DATA:
★ ★ ★

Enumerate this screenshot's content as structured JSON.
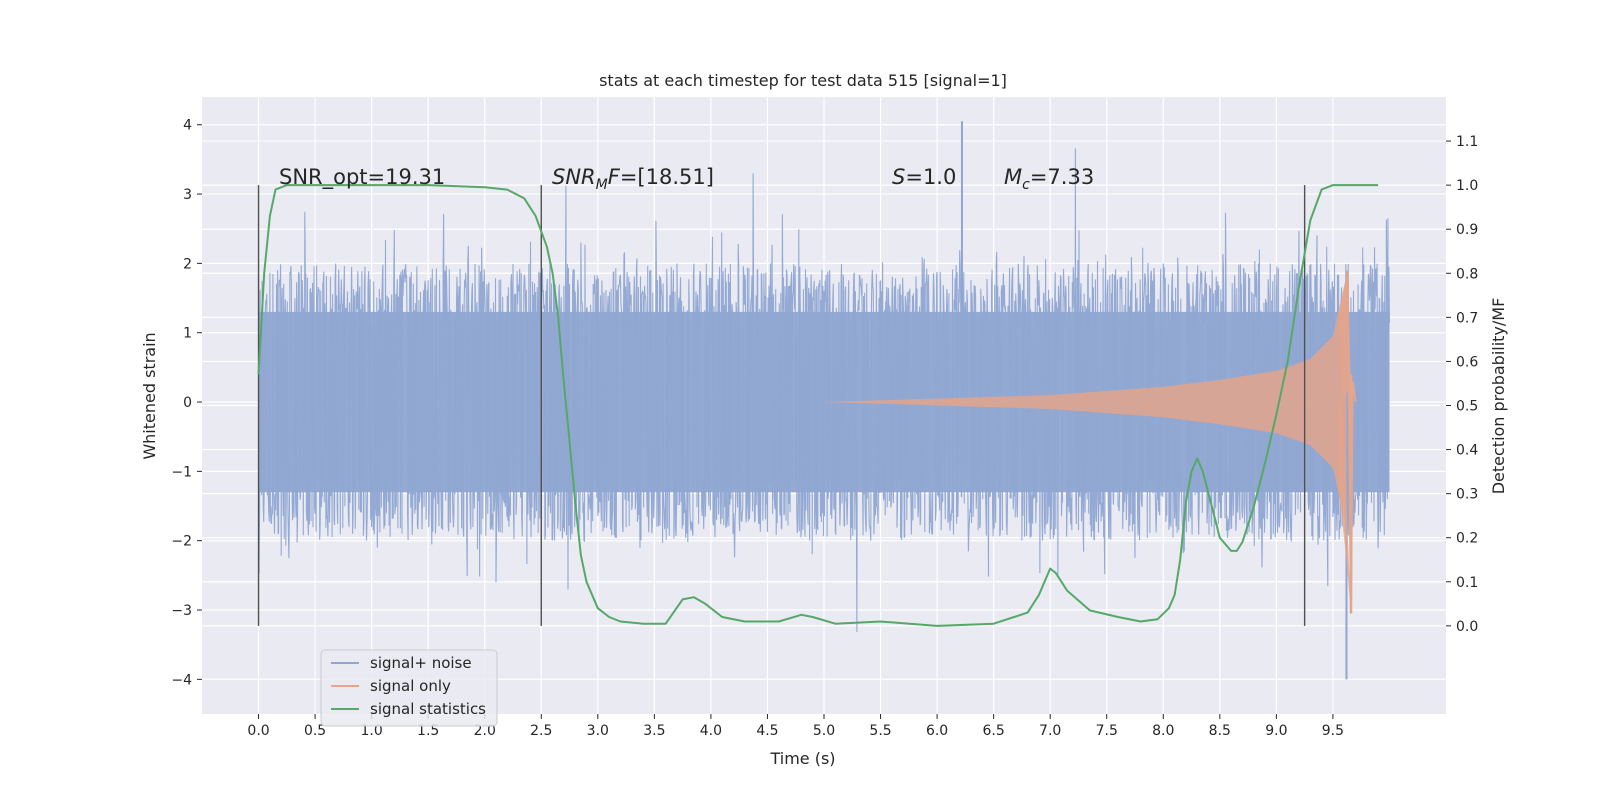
{
  "chart_data": {
    "type": "line",
    "title": "stats at each timestep for test data 515 [signal=1]",
    "xlabel": "Time (s)",
    "ylabel_left": "Whitened strain",
    "ylabel_right": "Detection probability/MF",
    "xlim": [
      -0.5,
      10.5
    ],
    "ylim_left": [
      -4.5,
      4.4
    ],
    "ylim_right": [
      -0.2,
      1.2
    ],
    "grid": true,
    "legend_position": "lower-left",
    "x_ticks": [
      "0.0",
      "0.5",
      "1.0",
      "1.5",
      "2.0",
      "2.5",
      "3.0",
      "3.5",
      "4.0",
      "4.5",
      "5.0",
      "5.5",
      "6.0",
      "6.5",
      "7.0",
      "7.5",
      "8.0",
      "8.5",
      "9.0",
      "9.5"
    ],
    "x_tick_values": [
      0.0,
      0.5,
      1.0,
      1.5,
      2.0,
      2.5,
      3.0,
      3.5,
      4.0,
      4.5,
      5.0,
      5.5,
      6.0,
      6.5,
      7.0,
      7.5,
      8.0,
      8.5,
      9.0,
      9.5
    ],
    "y_left_ticks": [
      "4",
      "3",
      "2",
      "1",
      "0",
      "−1",
      "−2",
      "−3",
      "−4"
    ],
    "y_left_tick_values": [
      4,
      3,
      2,
      1,
      0,
      -1,
      -2,
      -3,
      -4
    ],
    "y_right_ticks": [
      "1.1",
      "1.0",
      "0.9",
      "0.8",
      "0.7",
      "0.6",
      "0.5",
      "0.4",
      "0.3",
      "0.2",
      "0.1",
      "0.0"
    ],
    "y_right_tick_values": [
      1.1,
      1.0,
      0.9,
      0.8,
      0.7,
      0.6,
      0.5,
      0.4,
      0.3,
      0.2,
      0.1,
      0.0
    ],
    "annotations": {
      "snr_opt": "SNR_opt=19.31",
      "snr_mf_italic": "SNR",
      "snr_mf_sub": "M",
      "snr_mf_rest_italic": "F",
      "snr_mf_value": "=[18.51]",
      "s_label": "S",
      "s_value": "=1.0",
      "mc_label": "M",
      "mc_sub": "c",
      "mc_value": "=7.33"
    },
    "vertical_lines_x": [
      0.0,
      2.5,
      9.25
    ],
    "series": [
      {
        "name": "signal+ noise",
        "color": "#8fa6d2",
        "x_start": 0.0,
        "x_end": 10.0,
        "envelope_positive": 1.3,
        "envelope_negative": -1.3,
        "typical_peaks": [
          2.3,
          -2.3
        ],
        "extremes": [
          4.05,
          -4.0
        ]
      },
      {
        "name": "signal only",
        "color": "#e3a58c",
        "x_start": 5.0,
        "x_end": 9.7,
        "amplitude_points": [
          [
            5.0,
            0.0
          ],
          [
            6.0,
            0.05
          ],
          [
            7.0,
            0.1
          ],
          [
            8.0,
            0.22
          ],
          [
            8.5,
            0.32
          ],
          [
            9.0,
            0.45
          ],
          [
            9.3,
            0.62
          ],
          [
            9.5,
            0.95
          ],
          [
            9.63,
            1.9
          ],
          [
            9.66,
            -3.05
          ],
          [
            9.7,
            0.0
          ]
        ]
      },
      {
        "name": "signal statistics",
        "color": "#55a868",
        "x": [
          0.0,
          0.05,
          0.1,
          0.15,
          0.25,
          0.5,
          1.0,
          1.5,
          2.0,
          2.2,
          2.35,
          2.45,
          2.55,
          2.6,
          2.65,
          2.7,
          2.75,
          2.8,
          2.85,
          2.9,
          3.0,
          3.1,
          3.2,
          3.4,
          3.6,
          3.75,
          3.85,
          3.95,
          4.1,
          4.3,
          4.6,
          4.8,
          4.9,
          5.1,
          5.5,
          6.0,
          6.5,
          6.8,
          6.9,
          6.95,
          7.0,
          7.05,
          7.15,
          7.35,
          7.6,
          7.8,
          7.95,
          8.05,
          8.1,
          8.15,
          8.2,
          8.25,
          8.3,
          8.35,
          8.4,
          8.45,
          8.5,
          8.6,
          8.65,
          8.7,
          8.8,
          8.9,
          9.0,
          9.1,
          9.2,
          9.3,
          9.4,
          9.5,
          9.6,
          9.7,
          9.8,
          9.9
        ],
        "y": [
          0.57,
          0.8,
          0.93,
          0.99,
          1.0,
          1.0,
          1.0,
          1.0,
          0.995,
          0.99,
          0.97,
          0.93,
          0.86,
          0.8,
          0.7,
          0.55,
          0.42,
          0.28,
          0.16,
          0.1,
          0.04,
          0.02,
          0.01,
          0.005,
          0.005,
          0.06,
          0.065,
          0.05,
          0.02,
          0.01,
          0.01,
          0.025,
          0.02,
          0.005,
          0.01,
          0.0,
          0.005,
          0.03,
          0.07,
          0.1,
          0.13,
          0.12,
          0.08,
          0.035,
          0.02,
          0.01,
          0.015,
          0.04,
          0.07,
          0.15,
          0.28,
          0.35,
          0.38,
          0.35,
          0.3,
          0.25,
          0.2,
          0.17,
          0.17,
          0.19,
          0.27,
          0.37,
          0.48,
          0.6,
          0.77,
          0.92,
          0.99,
          1.0,
          1.0,
          1.0,
          1.0,
          1.0
        ]
      }
    ]
  },
  "colors": {
    "background": "#eaeaf2",
    "grid": "#ffffff",
    "text": "#262626",
    "vline": "#505050"
  }
}
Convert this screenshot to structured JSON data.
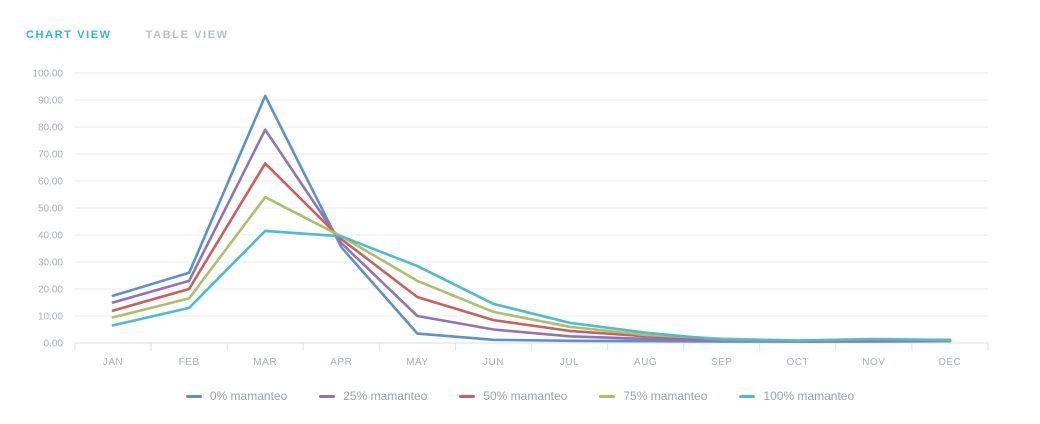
{
  "tabs": [
    {
      "label": "CHART VIEW",
      "active": true
    },
    {
      "label": "TABLE VIEW",
      "active": false
    }
  ],
  "colors": {
    "active_tab": "#2fb7c8",
    "inactive_tab": "#b8bec6",
    "grid": "#e8ebee",
    "axis_text": "#a8afb7",
    "legend_text": "#9aa1a9"
  },
  "chart_data": {
    "type": "line",
    "title": "",
    "xlabel": "",
    "ylabel": "",
    "categories": [
      "JAN",
      "FEB",
      "MAR",
      "APR",
      "MAY",
      "JUN",
      "JUL",
      "AUG",
      "SEP",
      "OCT",
      "NOV",
      "DEC"
    ],
    "ylim": [
      0,
      100
    ],
    "y_ticks": [
      "0.00",
      "10.00",
      "20.00",
      "30.00",
      "40.00",
      "50.00",
      "60.00",
      "70.00",
      "80.00",
      "90.00",
      "100.00"
    ],
    "grid": true,
    "legend_position": "bottom",
    "series": [
      {
        "name": "0% mamanteo",
        "color": "#5b93c8",
        "values": [
          17.5,
          26,
          91.5,
          35.5,
          3.5,
          1.2,
          0.8,
          0.7,
          0.6,
          0.5,
          0.6,
          0.7
        ]
      },
      {
        "name": "25% mamanteo",
        "color": "#8e74b9",
        "values": [
          15,
          23,
          79,
          37,
          10,
          5,
          2.5,
          1.5,
          0.8,
          0.6,
          0.8,
          0.8
        ]
      },
      {
        "name": "50% mamanteo",
        "color": "#cb5e5e",
        "values": [
          12,
          20,
          66.5,
          38.5,
          17,
          8.5,
          4.5,
          2.5,
          1.3,
          0.8,
          1.2,
          0.9
        ]
      },
      {
        "name": "75% mamanteo",
        "color": "#a9c26a",
        "values": [
          9.5,
          16.5,
          54,
          39.5,
          23,
          11.5,
          6,
          3,
          1.6,
          0.9,
          1.5,
          1.0
        ]
      },
      {
        "name": "100% mamanteo",
        "color": "#4cbdd0",
        "values": [
          6.5,
          13,
          41.5,
          39.5,
          28.5,
          14.5,
          7.5,
          3.8,
          1.2,
          0.9,
          1.3,
          1.2
        ]
      }
    ]
  }
}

★ ★ ★

REQUEST: Say how many lines above hold the word "this", giving only the count.

WRITTEN ANSWER: 2